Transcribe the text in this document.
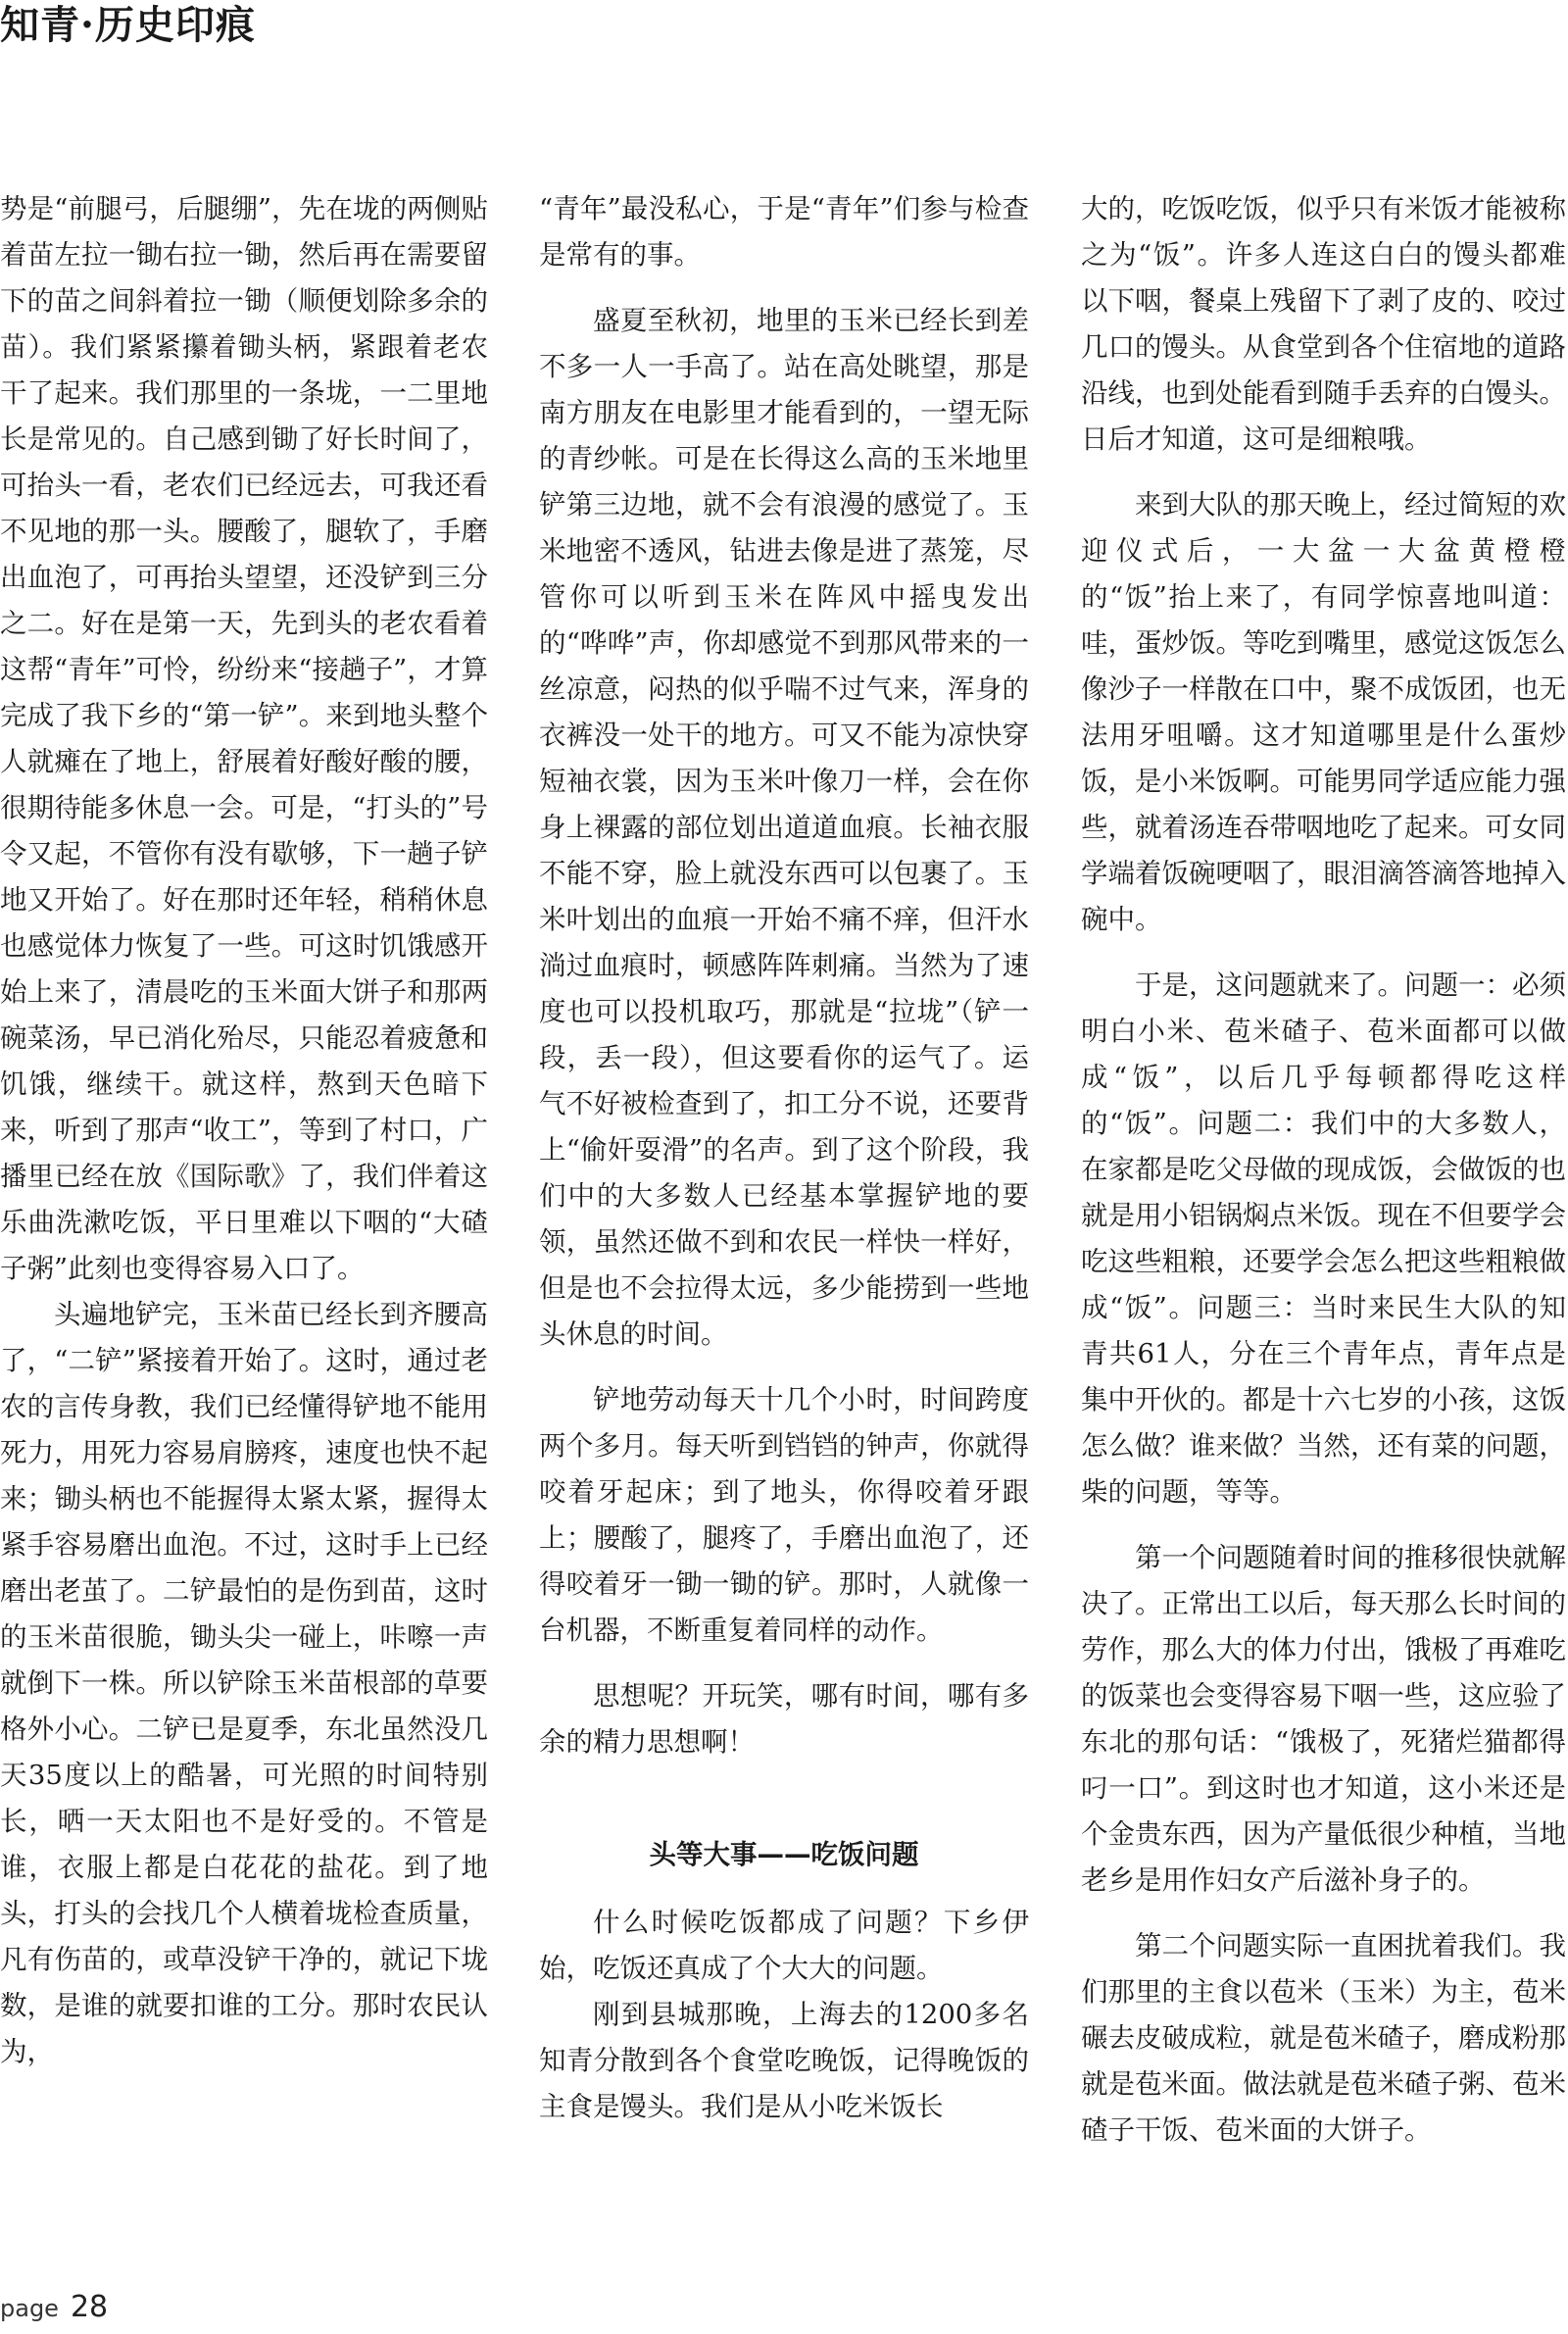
知青·历史印痕

势是“前腿弓，后腿绷”，先在垅的两侧贴着苗左拉一锄右拉一锄，然后再在需要留下的苗之间斜着拉一锄（顺便划除多余的苗）。我们紧紧攥着锄头柄，紧跟着老农干了起来。我们那里的一条垅，一二里地长是常见的。自己感到锄了好长时间了，可抬头一看，老农们已经远去，可我还看不见地的那一头。腰酸了，腿软了，手磨出血泡了，可再抬头望望，还没铲到三分之二。好在是第一天，先到头的老农看着这帮“青年”可怜，纷纷来“接趟子”，才算完成了我下乡的“第一铲”。来到地头整个人就瘫在了地上，舒展着好酸好酸的腰，很期待能多休息一会。可是，“打头的”号令又起，不管你有没有歇够，下一趟子铲地又开始了。好在那时还年轻，稍稍休息也感觉体力恢复了一些。可这时饥饿感开始上来了，清晨吃的玉米面大饼子和那两碗菜汤，早已消化殆尽，只能忍着疲惫和饥饿，继续干。就这样，熬到天色暗下来，听到了那声“收工”，等到了村口，广播里已经在放《国际歌》了，我们伴着这乐曲洗漱吃饭，平日里难以下咽的“大碴子粥”此刻也变得容易入口了。

头遍地铲完，玉米苗已经长到齐腰高了，“二铲”紧接着开始了。这时，通过老农的言传身教，我们已经懂得铲地不能用死力，用死力容易肩膀疼，速度也快不起来；锄头柄也不能握得太紧太紧，握得太紧手容易磨出血泡。不过，这时手上已经磨出老茧了。二铲最怕的是伤到苗，这时的玉米苗很脆，锄头尖一碰上，咔嚓一声就倒下一株。所以铲除玉米苗根部的草要格外小心。二铲已是夏季，东北虽然没几天35度以上的酷暑，可光照的时间特别长，晒一天太阳也不是好受的。不管是谁，衣服上都是白花花的盐花。到了地头，打头的会找几个人横着垅检查质量，凡有伤苗的，或草没铲干净的，就记下垅数，是谁的就要扣谁的工分。那时农民认为，

“青年”最没私心，于是“青年”们参与检查是常有的事。

盛夏至秋初，地里的玉米已经长到差不多一人一手高了。站在高处眺望，那是南方朋友在电影里才能看到的，一望无际的青纱帐。可是在长得这么高的玉米地里铲第三边地，就不会有浪漫的感觉了。玉米地密不透风，钻进去像是进了蒸笼，尽管你可以听到玉米在阵风中摇曳发出的“哗哗”声，你却感觉不到那风带来的一丝凉意，闷热的似乎喘不过气来，浑身的衣裤没一处干的地方。可又不能为凉快穿短袖衣裳，因为玉米叶像刀一样，会在你身上裸露的部位划出道道血痕。长袖衣服不能不穿，脸上就没东西可以包裹了。玉米叶划出的血痕一开始不痛不痒，但汗水淌过血痕时，顿感阵阵刺痛。当然为了速度也可以投机取巧，那就是“拉垅”（铲一段，丢一段），但这要看你的运气了。运气不好被检查到了，扣工分不说，还要背上“偷奸耍滑”的名声。到了这个阶段，我们中的大多数人已经基本掌握铲地的要领，虽然还做不到和农民一样快一样好，但是也不会拉得太远，多少能捞到一些地头休息的时间。

铲地劳动每天十几个小时，时间跨度两个多月。每天听到铛铛的钟声，你就得咬着牙起床；到了地头，你得咬着牙跟上；腰酸了，腿疼了，手磨出血泡了，还得咬着牙一锄一锄的铲。那时，人就像一台机器，不断重复着同样的动作。

思想呢？开玩笑，哪有时间，哪有多余的精力思想啊！

头等大事——吃饭问题

什么时候吃饭都成了问题？下乡伊始，吃饭还真成了个大大的问题。

刚到县城那晚，上海去的1200多名知青分散到各个食堂吃晚饭，记得晚饭的主食是馒头。我们是从小吃米饭长

大的，吃饭吃饭，似乎只有米饭才能被称之为“饭”。许多人连这白白的馒头都难以下咽，餐桌上残留下了剥了皮的、咬过几口的馒头。从食堂到各个住宿地的道路沿线，也到处能看到随手丢弃的白馒头。日后才知道，这可是细粮哦。

来到大队的那天晚上，经过简短的欢迎仪式后，一大盆一大盆黄橙橙的“饭”抬上来了，有同学惊喜地叫道：哇，蛋炒饭。等吃到嘴里，感觉这饭怎么像沙子一样散在口中，聚不成饭团，也无法用牙咀嚼。这才知道哪里是什么蛋炒饭，是小米饭啊。可能男同学适应能力强些，就着汤连吞带咽地吃了起来。可女同学端着饭碗哽咽了，眼泪滴答滴答地掉入碗中。

于是，这问题就来了。问题一：必须明白小米、苞米碴子、苞米面都可以做成“饭”，以后几乎每顿都得吃这样的“饭”。问题二：我们中的大多数人，在家都是吃父母做的现成饭，会做饭的也就是用小铝锅焖点米饭。现在不但要学会吃这些粗粮，还要学会怎么把这些粗粮做成“饭”。问题三：当时来民生大队的知青共61人，分在三个青年点，青年点是集中开伙的。都是十六七岁的小孩，这饭怎么做？谁来做？当然，还有菜的问题，柴的问题，等等。

第一个问题随着时间的推移很快就解决了。正常出工以后，每天那么长时间的劳作，那么大的体力付出，饿极了再难吃的饭菜也会变得容易下咽一些，这应验了东北的那句话：“饿极了，死猪烂猫都得叼一口”。到这时也才知道，这小米还是个金贵东西，因为产量低很少种植，当地老乡是用作妇女产后滋补身子的。

第二个问题实际一直困扰着我们。我们那里的主食以苞米（玉米）为主，苞米碾去皮破成粒，就是苞米碴子，磨成粉那就是苞米面。做法就是苞米碴子粥、苞米碴子干饭、苞米面的大饼子。

page 28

:::::

Report how many lines in the data contain the word "到了地头", with no words besides the number.

2